## [EXERCISE]
Return the entries below verbatim. Pictures stay out.

(Saved entries)
◇ ◇ ◇ ◇ ◇ ◇ ◇
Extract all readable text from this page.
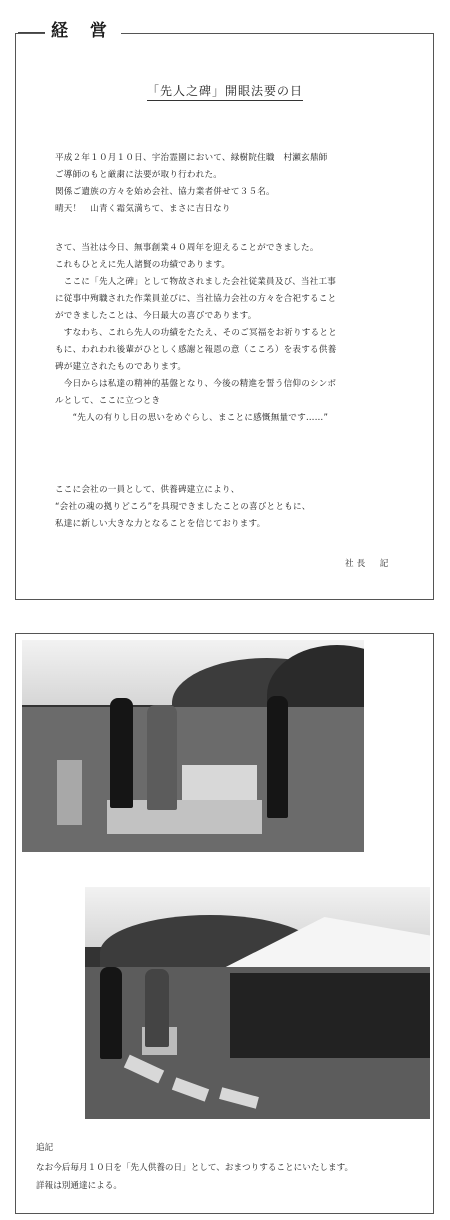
経 営
「先人之碑」開眼法要の日
平成２年１０月１０日、宇治霊園において、緑樹院住職　村瀬玄鼎師
ご導師のもと厳粛に法要が取り行われた。
関係ご遺族の方々を始め会社、協力業者併せて３５名。
晴天！　山青く霜気満ちて、まさに吉日なり
さて、当社は今日、無事創業４０周年を迎えることができました。
これもひとえに先人諸賢の功績であります。
　ここに「先人之碑」として物故されました会社従業員及び、当社工事
に従事中殉職された作業員並びに、当社協力会社の方々を合祀すること
ができましたことは、今日最大の喜びであります。
　すなわち、これら先人の功績をたたえ、そのご冥福をお祈りするとと
もに、われわれ後輩がひとしく感謝と報恩の意（こころ）を表する供養
碑が建立されたものであります。
　今日からは私達の精神的基盤となり、今後の精進を誓う信仰のシンボ
ルとして、ここに立つとき
　　“先人の有りし日の思いをめぐらし、まことに感慨無量です……”
ここに会社の一員として、供養碑建立により、
“会社の魂の拠りどころ”を具現できましたことの喜びとともに、
私達に新しい大きな力となることを信じております。
社長　記
追記
なお今后毎月１０日を「先人供養の日」として、おまつりすることにいたします。
詳報は別通達による。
◇ ◇ ◇ ◇ ◇ ◇ ◇
## [FULL ANSWER]
Extract all readable text from this page.
経 営
「先人之碑」開眼法要の日
平成２年１０月１０日、宇治霊園において、緑樹院住職　村瀬玄鼎師
ご導師のもと厳粛に法要が取り行われた。
関係ご遺族の方々を始め会社、協力業者併せて３５名。
晴天！　山青く霜気満ちて、まさに吉日なり
さて、当社は今日、無事創業４０周年を迎えることができました。
これもひとえに先人諸賢の功績であります。
　ここに「先人之碑」として物故されました会社従業員及び、当社工事
に従事中殉職された作業員並びに、当社協力会社の方々を合祀すること
ができましたことは、今日最大の喜びであります。
　すなわち、これら先人の功績をたたえ、そのご冥福をお祈りするとと
もに、われわれ後輩がひとしく感謝と報恩の意（こころ）を表する供養
碑が建立されたものであります。
　今日からは私達の精神的基盤となり、今後の精進を誓う信仰のシンボ
ルとして、ここに立つとき
　　“先人の有りし日の思いをめぐらし、まことに感慨無量です……”
ここに会社の一員として、供養碑建立により、
“会社の魂の拠りどころ”を具現できましたことの喜びとともに、
私達に新しい大きな力となることを信じております。
社長　記
追記
なお今后毎月１０日を「先人供養の日」として、おまつりすることにいたします。
詳報は別通達による。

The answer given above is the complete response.